Turn every line of the records below into a numbered list, omitting any blank lines.

Layout coordinate data

-----

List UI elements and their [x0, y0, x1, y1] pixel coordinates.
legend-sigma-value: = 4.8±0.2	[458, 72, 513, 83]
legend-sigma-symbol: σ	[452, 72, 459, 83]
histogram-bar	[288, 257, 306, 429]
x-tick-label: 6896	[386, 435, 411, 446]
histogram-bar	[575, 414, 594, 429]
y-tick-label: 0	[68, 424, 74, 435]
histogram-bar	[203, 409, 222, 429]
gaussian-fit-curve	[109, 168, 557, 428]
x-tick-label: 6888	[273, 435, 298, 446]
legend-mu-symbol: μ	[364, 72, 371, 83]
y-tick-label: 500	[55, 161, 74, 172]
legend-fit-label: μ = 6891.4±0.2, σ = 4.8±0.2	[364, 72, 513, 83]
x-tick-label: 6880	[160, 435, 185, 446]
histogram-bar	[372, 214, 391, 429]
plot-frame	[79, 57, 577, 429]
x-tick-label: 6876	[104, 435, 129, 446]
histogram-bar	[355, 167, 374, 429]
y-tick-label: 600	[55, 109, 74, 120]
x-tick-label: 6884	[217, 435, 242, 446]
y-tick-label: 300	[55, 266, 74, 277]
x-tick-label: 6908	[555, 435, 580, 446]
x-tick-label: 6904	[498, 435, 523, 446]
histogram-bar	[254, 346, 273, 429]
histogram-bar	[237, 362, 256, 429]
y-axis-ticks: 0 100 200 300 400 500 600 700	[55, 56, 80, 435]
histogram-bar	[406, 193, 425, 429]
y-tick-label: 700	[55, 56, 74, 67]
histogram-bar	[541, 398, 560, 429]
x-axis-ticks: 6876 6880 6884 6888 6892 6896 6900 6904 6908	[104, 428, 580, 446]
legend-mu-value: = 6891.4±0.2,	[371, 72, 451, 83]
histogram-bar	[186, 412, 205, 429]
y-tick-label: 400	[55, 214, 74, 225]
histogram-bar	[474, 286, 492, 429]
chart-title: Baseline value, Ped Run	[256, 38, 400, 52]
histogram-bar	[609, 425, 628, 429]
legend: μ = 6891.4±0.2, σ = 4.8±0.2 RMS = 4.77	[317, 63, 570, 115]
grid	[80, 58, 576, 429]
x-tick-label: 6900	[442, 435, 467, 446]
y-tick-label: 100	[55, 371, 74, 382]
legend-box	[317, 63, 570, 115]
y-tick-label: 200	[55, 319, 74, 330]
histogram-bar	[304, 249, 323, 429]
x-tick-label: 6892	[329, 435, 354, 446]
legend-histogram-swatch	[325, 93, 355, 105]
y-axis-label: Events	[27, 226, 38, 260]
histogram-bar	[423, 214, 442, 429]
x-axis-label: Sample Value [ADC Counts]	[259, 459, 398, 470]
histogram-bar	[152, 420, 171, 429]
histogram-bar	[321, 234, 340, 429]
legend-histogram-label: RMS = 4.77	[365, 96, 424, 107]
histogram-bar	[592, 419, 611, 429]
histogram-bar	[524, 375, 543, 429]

-----

_Solution to this exercise_
1. List UI elements and their [x0, y0, x1, y1] pixel coordinates.
2. legend-sigma-value: = 4.8±0.2	[458, 72, 513, 83]
3. legend-sigma-symbol: σ	[452, 72, 459, 83]
4. histogram-bar	[288, 257, 306, 429]
5. x-tick-label: 6896	[386, 435, 411, 446]
6. histogram-bar	[575, 414, 594, 429]
7. y-tick-label: 0	[68, 424, 74, 435]
8. histogram-bar	[203, 409, 222, 429]
9. gaussian-fit-curve	[109, 168, 557, 428]
10. x-tick-label: 6888	[273, 435, 298, 446]
11. legend-mu-symbol: μ	[364, 72, 371, 83]
12. y-tick-label: 500	[55, 161, 74, 172]
13. legend-fit-label: μ = 6891.4±0.2, σ = 4.8±0.2	[364, 72, 513, 83]
14. x-tick-label: 6880	[160, 435, 185, 446]
15. histogram-bar	[372, 214, 391, 429]
16. plot-frame	[79, 57, 577, 429]
17. x-tick-label: 6876	[104, 435, 129, 446]
18. histogram-bar	[355, 167, 374, 429]
19. y-tick-label: 600	[55, 109, 74, 120]
20. x-tick-label: 6884	[217, 435, 242, 446]
21. y-tick-label: 300	[55, 266, 74, 277]
22. x-tick-label: 6908	[555, 435, 580, 446]
23. x-tick-label: 6904	[498, 435, 523, 446]
24. histogram-bar	[254, 346, 273, 429]
25. histogram-bar	[237, 362, 256, 429]
26. y-axis-ticks: 0 100 200 300 400 500 600 700	[55, 56, 80, 435]
27. histogram-bar	[406, 193, 425, 429]
28. y-tick-label: 700	[55, 56, 74, 67]
29. histogram-bar	[541, 398, 560, 429]
30. x-axis-ticks: 6876 6880 6884 6888 6892 6896 6900 6904 6908	[104, 428, 580, 446]
31. legend-mu-value: = 6891.4±0.2,	[371, 72, 451, 83]
32. histogram-bar	[186, 412, 205, 429]
33. y-tick-label: 400	[55, 214, 74, 225]
34. histogram-bar	[474, 286, 492, 429]
35. chart-title: Baseline value, Ped Run	[256, 38, 400, 52]
36. histogram-bar	[609, 425, 628, 429]
37. legend: μ = 6891.4±0.2, σ = 4.8±0.2 RMS = 4.77	[317, 63, 570, 115]
38. grid	[80, 58, 576, 429]
39. x-tick-label: 6900	[442, 435, 467, 446]
40. y-tick-label: 100	[55, 371, 74, 382]
41. legend-box	[317, 63, 570, 115]
42. y-tick-label: 200	[55, 319, 74, 330]
43. histogram-bar	[304, 249, 323, 429]
44. x-tick-label: 6892	[329, 435, 354, 446]
45. legend-histogram-swatch	[325, 93, 355, 105]
46. y-axis-label: Events	[27, 226, 38, 260]
47. histogram-bar	[423, 214, 442, 429]
48. x-axis-label: Sample Value [ADC Counts]	[259, 459, 398, 470]
49. histogram-bar	[152, 420, 171, 429]
50. histogram-bar	[321, 234, 340, 429]
51. legend-histogram-label: RMS = 4.77	[365, 96, 424, 107]
52. histogram-bar	[592, 419, 611, 429]
53. histogram-bar	[524, 375, 543, 429]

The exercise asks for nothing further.